* [TASK STATEMENT]
Images are excluded; otherwise, output every record exactly.

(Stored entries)
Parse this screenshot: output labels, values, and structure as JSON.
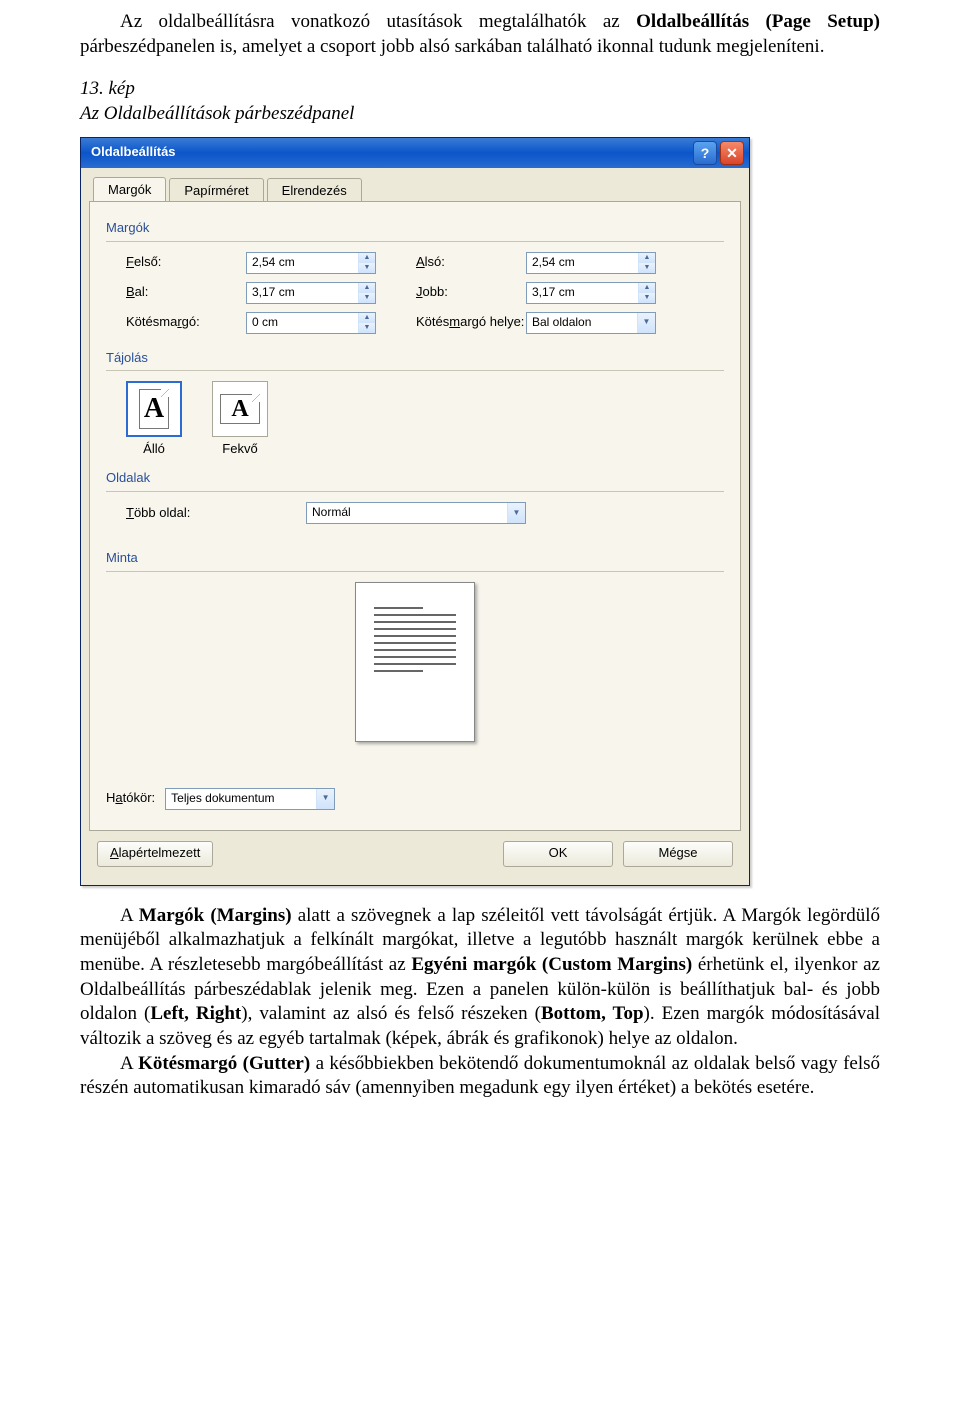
{
  "doc": {
    "para1a": "Az oldalbeállításra vonatkozó utasítások megtalálhatók az ",
    "para1b": "Oldalbeállítás (Page Setup)",
    "para1c": " párbeszédpanelen is, amelyet a csoport jobb alsó sarkában található ikonnal tudunk megjeleníteni.",
    "fig_caption_a": "13. kép",
    "fig_caption_b": "Az Oldalbeállítások párbeszédpanel",
    "para2a": "A ",
    "para2b": "Margók (Margins)",
    "para2c": " alatt a szövegnek a lap széleitől vett távolságát értjük. A Margók legördülő menüjéből alkalmazhatjuk a felkínált margókat, illetve a legutóbb használt margók kerülnek ebbe a menübe. A részletesebb margóbeállítást az ",
    "para2d": "Egyéni margók (Custom Margins)",
    "para2e": " érhetünk el, ilyenkor az Oldalbeállítás párbeszédablak jelenik meg. Ezen a panelen külön-külön is beállíthatjuk bal- és jobb oldalon (",
    "para2f": "Left, Right",
    "para2g": "), valamint az alsó és felső részeken (",
    "para2h": "Bottom, Top",
    "para2i": "). Ezen margók módosításával változik a szöveg és az egyéb tartalmak (képek, ábrák és grafikonok) helye az oldalon.",
    "para3a": "A ",
    "para3b": "Kötésmargó (Gutter)",
    "para3c": " a későbbiekben bekötendő dokumentumoknál az oldalak belső vagy felső részén automatikusan kimaradó sáv (amennyiben megadunk egy ilyen értéket) a bekötés esetére."
  },
  "dialog": {
    "title": "Oldalbeállítás",
    "tabs": [
      "Margók",
      "Papírméret",
      "Elrendezés"
    ],
    "sections": {
      "margins": "Margók",
      "orientation": "Tájolás",
      "pages": "Oldalak",
      "preview": "Minta"
    },
    "labels": {
      "top": "Felső:",
      "bottom": "Alsó:",
      "left": "Bal:",
      "right": "Jobb:",
      "gutter": "Kötésmargó:",
      "gutter_pos": "Kötésmargó helye:",
      "multi": "Több oldal:",
      "scope": "Hatókör:"
    },
    "values": {
      "top": "2,54 cm",
      "bottom": "2,54 cm",
      "left": "3,17 cm",
      "right": "3,17 cm",
      "gutter": "0 cm",
      "gutter_pos": "Bal oldalon",
      "multi": "Normál",
      "scope": "Teljes dokumentum"
    },
    "orientation": {
      "portrait": "Álló",
      "landscape": "Fekvő",
      "glyph": "A"
    },
    "buttons": {
      "default": "Alapértelmezett",
      "ok": "OK",
      "cancel": "Mégse"
    }
  }
}
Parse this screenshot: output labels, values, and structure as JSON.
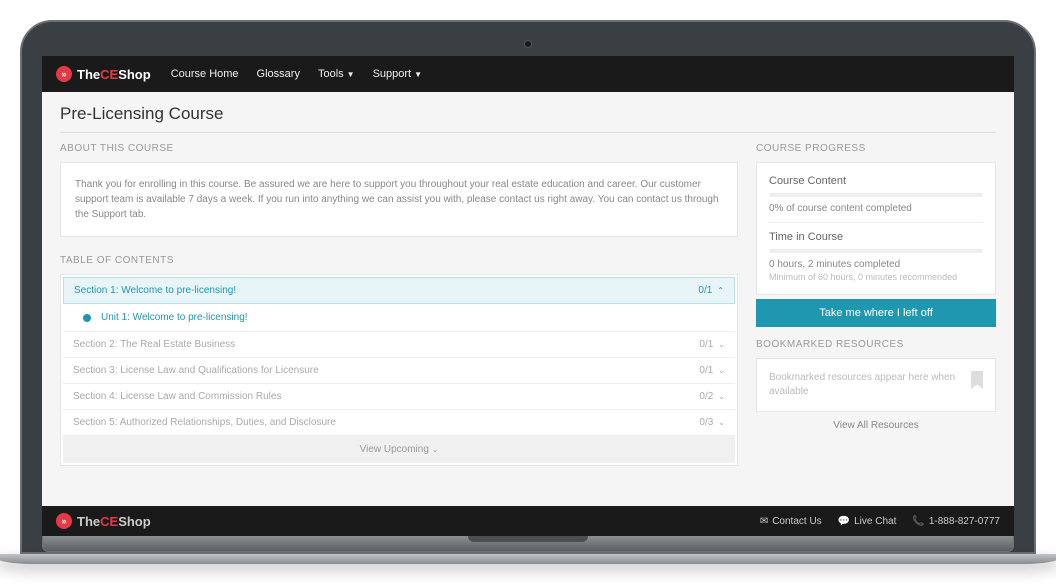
{
  "brand": {
    "the": "The",
    "ce": "CE",
    "shop": "Shop"
  },
  "nav": {
    "home": "Course Home",
    "glossary": "Glossary",
    "tools": "Tools",
    "support": "Support"
  },
  "page_title": "Pre-Licensing Course",
  "about": {
    "label": "ABOUT THIS COURSE",
    "text": "Thank you for enrolling in this course. Be assured we are here to support you throughout your real estate education and career. Our customer support team is available 7 days a week. If you run into anything we can assist you with, please contact us right away. You can contact us through the Support tab."
  },
  "toc": {
    "label": "TABLE OF CONTENTS",
    "sections": [
      {
        "title": "Section 1: Welcome to pre-licensing!",
        "progress": "0/1",
        "unit": "Unit 1: Welcome to pre-licensing!"
      },
      {
        "title": "Section 2: The Real Estate Business",
        "progress": "0/1"
      },
      {
        "title": "Section 3: License Law and Qualifications for Licensure",
        "progress": "0/1"
      },
      {
        "title": "Section 4: License Law and Commission Rules",
        "progress": "0/2"
      },
      {
        "title": "Section 5: Authorized Relationships, Duties, and Disclosure",
        "progress": "0/3"
      }
    ],
    "view_upcoming": "View Upcoming"
  },
  "progress": {
    "label": "COURSE PROGRESS",
    "content_title": "Course Content",
    "content_text": "0% of course content completed",
    "time_title": "Time in Course",
    "time_text": "0 hours, 2 minutes completed",
    "time_sub": "Minimum of 60 hours, 0 minutes recommended",
    "cta": "Take me where I left off"
  },
  "bookmarks": {
    "label": "BOOKMARKED RESOURCES",
    "empty": "Bookmarked resources appear here when available",
    "view_all": "View All Resources"
  },
  "footer": {
    "contact": "Contact Us",
    "chat": "Live Chat",
    "phone": "1-888-827-0777"
  }
}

* [FULL ANSWER]
Parse this screenshot: output labels, values, and structure as JSON.
{
  "doc": {
    "para1a": "Az oldalbeállításra vonatkozó utasítások megtalálhatók az ",
    "para1b": "Oldalbeállítás (Page Setup)",
    "para1c": " párbeszédpanelen is, amelyet a csoport jobb alsó sarkában található ikonnal tudunk megjeleníteni.",
    "fig_caption_a": "13. kép",
    "fig_caption_b": "Az Oldalbeállítások párbeszédpanel",
    "para2a": "A ",
    "para2b": "Margók (Margins)",
    "para2c": " alatt a szövegnek a lap széleitől vett távolságát értjük. A Margók legördülő menüjéből alkalmazhatjuk a felkínált margókat, illetve a legutóbb használt margók kerülnek ebbe a menübe. A részletesebb margóbeállítást az ",
    "para2d": "Egyéni margók (Custom Margins)",
    "para2e": " érhetünk el, ilyenkor az Oldalbeállítás párbeszédablak jelenik meg. Ezen a panelen külön-külön is beállíthatjuk bal- és jobb oldalon (",
    "para2f": "Left, Right",
    "para2g": "), valamint az alsó és felső részeken (",
    "para2h": "Bottom, Top",
    "para2i": "). Ezen margók módosításával változik a szöveg és az egyéb tartalmak (képek, ábrák és grafikonok) helye az oldalon.",
    "para3a": "A ",
    "para3b": "Kötésmargó (Gutter)",
    "para3c": " a későbbiekben bekötendő dokumentumoknál az oldalak belső vagy felső részén automatikusan kimaradó sáv (amennyiben megadunk egy ilyen értéket) a bekötés esetére."
  },
  "dialog": {
    "title": "Oldalbeállítás",
    "tabs": [
      "Margók",
      "Papírméret",
      "Elrendezés"
    ],
    "sections": {
      "margins": "Margók",
      "orientation": "Tájolás",
      "pages": "Oldalak",
      "preview": "Minta"
    },
    "labels": {
      "top": "Felső:",
      "bottom": "Alsó:",
      "left": "Bal:",
      "right": "Jobb:",
      "gutter": "Kötésmargó:",
      "gutter_pos": "Kötésmargó helye:",
      "multi": "Több oldal:",
      "scope": "Hatókör:"
    },
    "values": {
      "top": "2,54 cm",
      "bottom": "2,54 cm",
      "left": "3,17 cm",
      "right": "3,17 cm",
      "gutter": "0 cm",
      "gutter_pos": "Bal oldalon",
      "multi": "Normál",
      "scope": "Teljes dokumentum"
    },
    "orientation": {
      "portrait": "Álló",
      "landscape": "Fekvő",
      "glyph": "A"
    },
    "buttons": {
      "default": "Alapértelmezett",
      "ok": "OK",
      "cancel": "Mégse"
    }
  }
}
Parse this screenshot: output labels, values, and structure as JSON.
{
  "brand": {
    "the": "The",
    "ce": "CE",
    "shop": "Shop"
  },
  "nav": {
    "home": "Course Home",
    "glossary": "Glossary",
    "tools": "Tools",
    "support": "Support"
  },
  "page_title": "Pre-Licensing Course",
  "about": {
    "label": "ABOUT THIS COURSE",
    "text": "Thank you for enrolling in this course. Be assured we are here to support you throughout your real estate education and career. Our customer support team is available 7 days a week. If you run into anything we can assist you with, please contact us right away. You can contact us through the Support tab."
  },
  "toc": {
    "label": "TABLE OF CONTENTS",
    "sections": [
      {
        "title": "Section 1: Welcome to pre-licensing!",
        "progress": "0/1",
        "unit": "Unit 1: Welcome to pre-licensing!"
      },
      {
        "title": "Section 2: The Real Estate Business",
        "progress": "0/1"
      },
      {
        "title": "Section 3: License Law and Qualifications for Licensure",
        "progress": "0/1"
      },
      {
        "title": "Section 4: License Law and Commission Rules",
        "progress": "0/2"
      },
      {
        "title": "Section 5: Authorized Relationships, Duties, and Disclosure",
        "progress": "0/3"
      }
    ],
    "view_upcoming": "View Upcoming"
  },
  "progress": {
    "label": "COURSE PROGRESS",
    "content_title": "Course Content",
    "content_text": "0% of course content completed",
    "time_title": "Time in Course",
    "time_text": "0 hours, 2 minutes completed",
    "time_sub": "Minimum of 60 hours, 0 minutes recommended",
    "cta": "Take me where I left off"
  },
  "bookmarks": {
    "label": "BOOKMARKED RESOURCES",
    "empty": "Bookmarked resources appear here when available",
    "view_all": "View All Resources"
  },
  "footer": {
    "contact": "Contact Us",
    "chat": "Live Chat",
    "phone": "1-888-827-0777"
  }
}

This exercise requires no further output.